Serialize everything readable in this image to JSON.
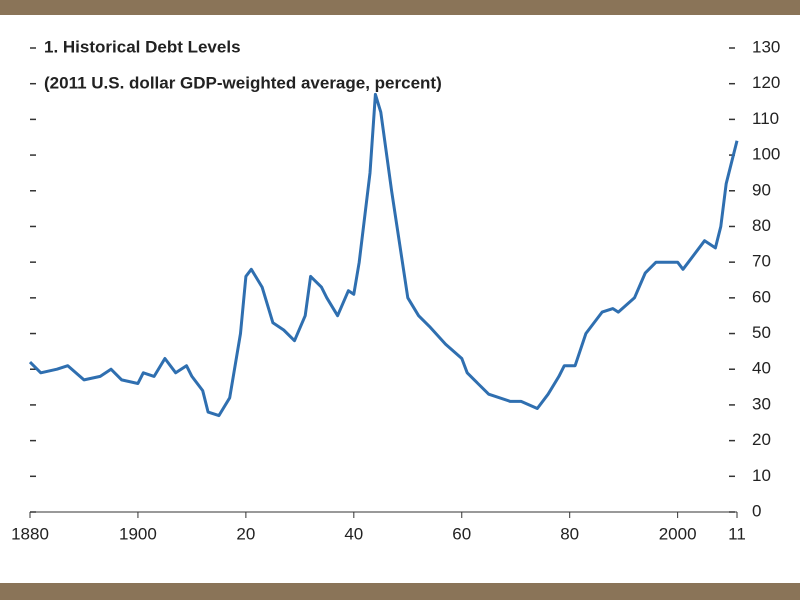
{
  "chart_data": {
    "type": "line",
    "title": "1. Historical Debt Levels",
    "subtitle": "(2011 U.S. dollar GDP-weighted average, percent)",
    "x": [
      1880,
      1882,
      1885,
      1887,
      1890,
      1893,
      1895,
      1897,
      1900,
      1901,
      1903,
      1905,
      1907,
      1909,
      1910,
      1912,
      1913,
      1915,
      1917,
      1919,
      1920,
      1921,
      1923,
      1925,
      1927,
      1929,
      1931,
      1932,
      1934,
      1935,
      1937,
      1939,
      1940,
      1941,
      1943,
      1944,
      1945,
      1947,
      1948,
      1950,
      1952,
      1954,
      1957,
      1960,
      1961,
      1963,
      1965,
      1969,
      1971,
      1974,
      1976,
      1978,
      1979,
      1981,
      1983,
      1986,
      1988,
      1989,
      1992,
      1994,
      1996,
      1998,
      2000,
      2001,
      2002,
      2005,
      2007,
      2008,
      2009,
      2011
    ],
    "series": [
      {
        "name": "Historical Debt Levels",
        "color": "#2f6fb0",
        "values": [
          42,
          39,
          40,
          41,
          37,
          38,
          40,
          37,
          36,
          39,
          38,
          43,
          39,
          41,
          38,
          34,
          28,
          27,
          32,
          50,
          66,
          68,
          63,
          53,
          51,
          48,
          55,
          66,
          63,
          60,
          55,
          62,
          61,
          70,
          95,
          117,
          112,
          90,
          80,
          60,
          55,
          52,
          47,
          43,
          39,
          36,
          33,
          31,
          31,
          29,
          33,
          38,
          41,
          41,
          50,
          56,
          57,
          56,
          60,
          67,
          70,
          70,
          70,
          68,
          70,
          76,
          74,
          80,
          92,
          104
        ]
      }
    ],
    "xlim": [
      1880,
      2011
    ],
    "xticks": [
      1880,
      1900,
      {
        "value": 1920,
        "label": "20"
      },
      {
        "value": 1940,
        "label": "40"
      },
      {
        "value": 1960,
        "label": "60"
      },
      {
        "value": 1980,
        "label": "80"
      },
      2000,
      {
        "value": 2011,
        "label": "11"
      }
    ],
    "ylim": [
      0,
      130
    ],
    "yticks": [
      0,
      10,
      20,
      30,
      40,
      50,
      60,
      70,
      80,
      90,
      100,
      110,
      120,
      130
    ]
  }
}
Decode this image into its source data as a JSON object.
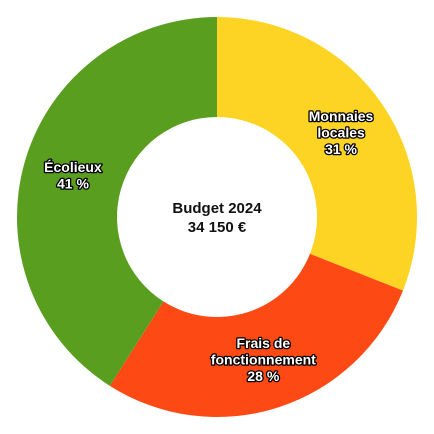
{
  "chart_data": {
    "type": "pie",
    "variant": "donut",
    "center": {
      "line1": "Budget 2024",
      "line2": "34 150 €"
    },
    "slices": [
      {
        "label_lines": [
          "Monnaies",
          "locales"
        ],
        "value": 31,
        "value_label": "31 %",
        "color": "#fdd423"
      },
      {
        "label_lines": [
          "Frais de",
          "fonctionnement"
        ],
        "value": 28,
        "value_label": "28 %",
        "color": "#fd4a14"
      },
      {
        "label_lines": [
          "Écolieux"
        ],
        "value": 41,
        "value_label": "41 %",
        "color": "#5a9e1f"
      }
    ]
  }
}
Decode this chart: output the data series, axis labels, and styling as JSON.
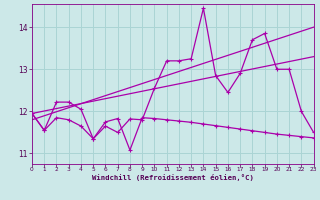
{
  "xlabel": "Windchill (Refroidissement éolien,°C)",
  "background_color": "#cce8e8",
  "grid_color": "#aad4d4",
  "line_color": "#aa00aa",
  "xlim": [
    0,
    23
  ],
  "ylim": [
    10.75,
    14.55
  ],
  "xticks": [
    0,
    1,
    2,
    3,
    4,
    5,
    6,
    7,
    8,
    9,
    10,
    11,
    12,
    13,
    14,
    15,
    16,
    17,
    18,
    19,
    20,
    21,
    22,
    23
  ],
  "yticks": [
    11,
    12,
    13,
    14
  ],
  "serA_x": [
    0,
    1,
    2,
    3,
    4,
    5,
    6,
    7,
    8,
    9,
    10,
    11,
    12,
    13,
    14,
    15,
    16,
    17,
    18,
    19,
    20,
    21,
    22,
    23
  ],
  "serA_y": [
    11.95,
    11.55,
    11.85,
    11.8,
    11.65,
    11.35,
    11.75,
    11.83,
    11.08,
    11.85,
    11.83,
    11.8,
    11.77,
    11.74,
    11.7,
    11.66,
    11.62,
    11.58,
    11.54,
    11.5,
    11.46,
    11.43,
    11.4,
    11.37
  ],
  "serB_x": [
    0,
    1,
    2,
    3,
    4,
    5,
    6,
    7,
    8,
    9,
    10,
    11,
    12,
    13,
    14,
    15,
    16,
    17,
    18,
    19,
    20,
    21,
    22,
    23
  ],
  "serB_y": [
    11.95,
    11.55,
    12.22,
    12.22,
    12.05,
    11.35,
    11.65,
    11.5,
    11.82,
    11.8,
    12.55,
    13.2,
    13.2,
    13.25,
    14.45,
    12.85,
    12.45,
    12.9,
    13.7,
    13.85,
    13.0,
    13.0,
    12.0,
    11.5
  ],
  "trend1_x": [
    0,
    23
  ],
  "trend1_y": [
    11.95,
    13.3
  ],
  "trend2_x": [
    0,
    23
  ],
  "trend2_y": [
    11.8,
    14.0
  ]
}
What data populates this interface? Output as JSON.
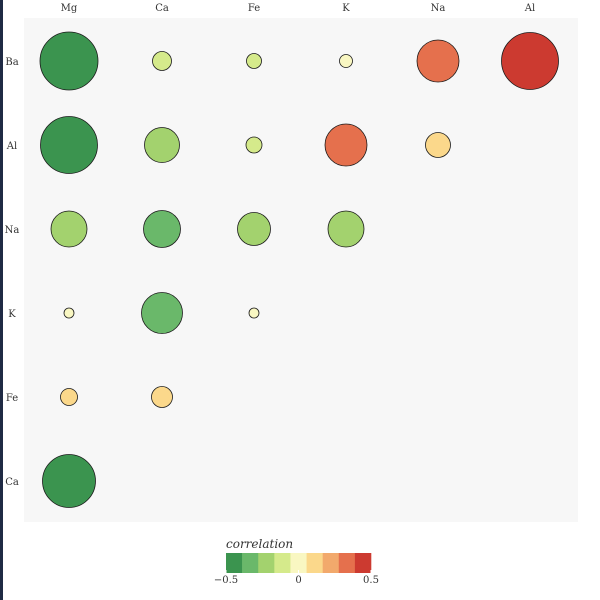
{
  "chart_data": {
    "type": "correlogram",
    "columns": [
      "Mg",
      "Ca",
      "Fe",
      "K",
      "Na",
      "Al"
    ],
    "rows": [
      "Ba",
      "Al",
      "Na",
      "K",
      "Fe",
      "Ca"
    ],
    "cells": [
      {
        "row": "Ba",
        "col": "Mg",
        "value": -0.49
      },
      {
        "row": "Ba",
        "col": "Ca",
        "value": -0.1
      },
      {
        "row": "Ba",
        "col": "Fe",
        "value": -0.06
      },
      {
        "row": "Ba",
        "col": "K",
        "value": -0.04
      },
      {
        "row": "Ba",
        "col": "Na",
        "value": 0.33
      },
      {
        "row": "Ba",
        "col": "Al",
        "value": 0.48
      },
      {
        "row": "Al",
        "col": "Mg",
        "value": -0.48
      },
      {
        "row": "Al",
        "col": "Ca",
        "value": -0.26
      },
      {
        "row": "Al",
        "col": "Fe",
        "value": -0.07
      },
      {
        "row": "Al",
        "col": "K",
        "value": 0.33
      },
      {
        "row": "Al",
        "col": "Na",
        "value": 0.16
      },
      {
        "row": "Na",
        "col": "Mg",
        "value": -0.27
      },
      {
        "row": "Na",
        "col": "Ca",
        "value": -0.28
      },
      {
        "row": "Na",
        "col": "Fe",
        "value": -0.24
      },
      {
        "row": "Na",
        "col": "K",
        "value": -0.27
      },
      {
        "row": "K",
        "col": "Mg",
        "value": -0.01
      },
      {
        "row": "K",
        "col": "Ca",
        "value": -0.32
      },
      {
        "row": "K",
        "col": "Fe",
        "value": -0.01
      },
      {
        "row": "Fe",
        "col": "Mg",
        "value": 0.08
      },
      {
        "row": "Fe",
        "col": "Ca",
        "value": 0.12
      },
      {
        "row": "Ca",
        "col": "Mg",
        "value": -0.44
      }
    ],
    "legend": {
      "title": "correlation",
      "min": -0.5,
      "max": 0.5,
      "ticks": [
        {
          "value": -0.5,
          "label": "−0.5"
        },
        {
          "value": 0,
          "label": "0"
        },
        {
          "value": 0.5,
          "label": "0.5"
        }
      ],
      "placement": "bottom",
      "bins": [
        "#3b944f",
        "#6ab86a",
        "#a3d26e",
        "#d5ea8b",
        "#f9f7c2",
        "#fbd88b",
        "#f2a96c",
        "#e5704d",
        "#cc3a30"
      ]
    }
  }
}
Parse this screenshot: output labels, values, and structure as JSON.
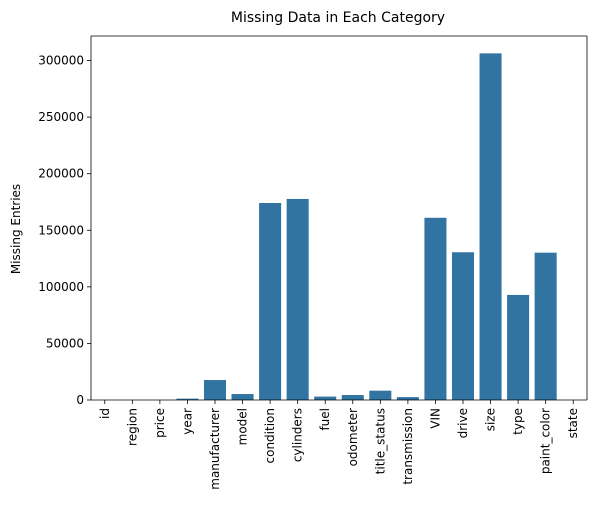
{
  "chart_data": {
    "type": "bar",
    "title": "Missing Data in Each Category",
    "xlabel": "",
    "ylabel": "Missing Entries",
    "categories": [
      "id",
      "region",
      "price",
      "year",
      "manufacturer",
      "model",
      "condition",
      "cylinders",
      "fuel",
      "odometer",
      "title_status",
      "transmission",
      "VIN",
      "drive",
      "size",
      "type",
      "paint_color",
      "state"
    ],
    "values": [
      0,
      0,
      0,
      1205,
      17646,
      5277,
      174104,
      177678,
      3013,
      4400,
      8242,
      2556,
      161042,
      130567,
      306361,
      92858,
      130203,
      0
    ],
    "ylim": [
      0,
      321700
    ],
    "yticks": [
      0,
      50000,
      100000,
      150000,
      200000,
      250000,
      300000
    ],
    "bar_color": "#3274a1",
    "grid": false,
    "legend": "none"
  }
}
▬▬▬▬▬▬▬▬▬▬
Description of the task:
Copy out exactly the lines between the line that contains "Parse this screenshot: output" and the last line of the records, both ends included; leave out every picture.

Problem solution:
Parse this screenshot: output labels, values, and structure as JSON.
{
  "chart_data": {
    "type": "bar",
    "title": "Missing Data in Each Category",
    "xlabel": "",
    "ylabel": "Missing Entries",
    "categories": [
      "id",
      "region",
      "price",
      "year",
      "manufacturer",
      "model",
      "condition",
      "cylinders",
      "fuel",
      "odometer",
      "title_status",
      "transmission",
      "VIN",
      "drive",
      "size",
      "type",
      "paint_color",
      "state"
    ],
    "values": [
      0,
      0,
      0,
      1205,
      17646,
      5277,
      174104,
      177678,
      3013,
      4400,
      8242,
      2556,
      161042,
      130567,
      306361,
      92858,
      130203,
      0
    ],
    "ylim": [
      0,
      321700
    ],
    "yticks": [
      0,
      50000,
      100000,
      150000,
      200000,
      250000,
      300000
    ],
    "bar_color": "#3274a1",
    "grid": false,
    "legend": "none"
  }
}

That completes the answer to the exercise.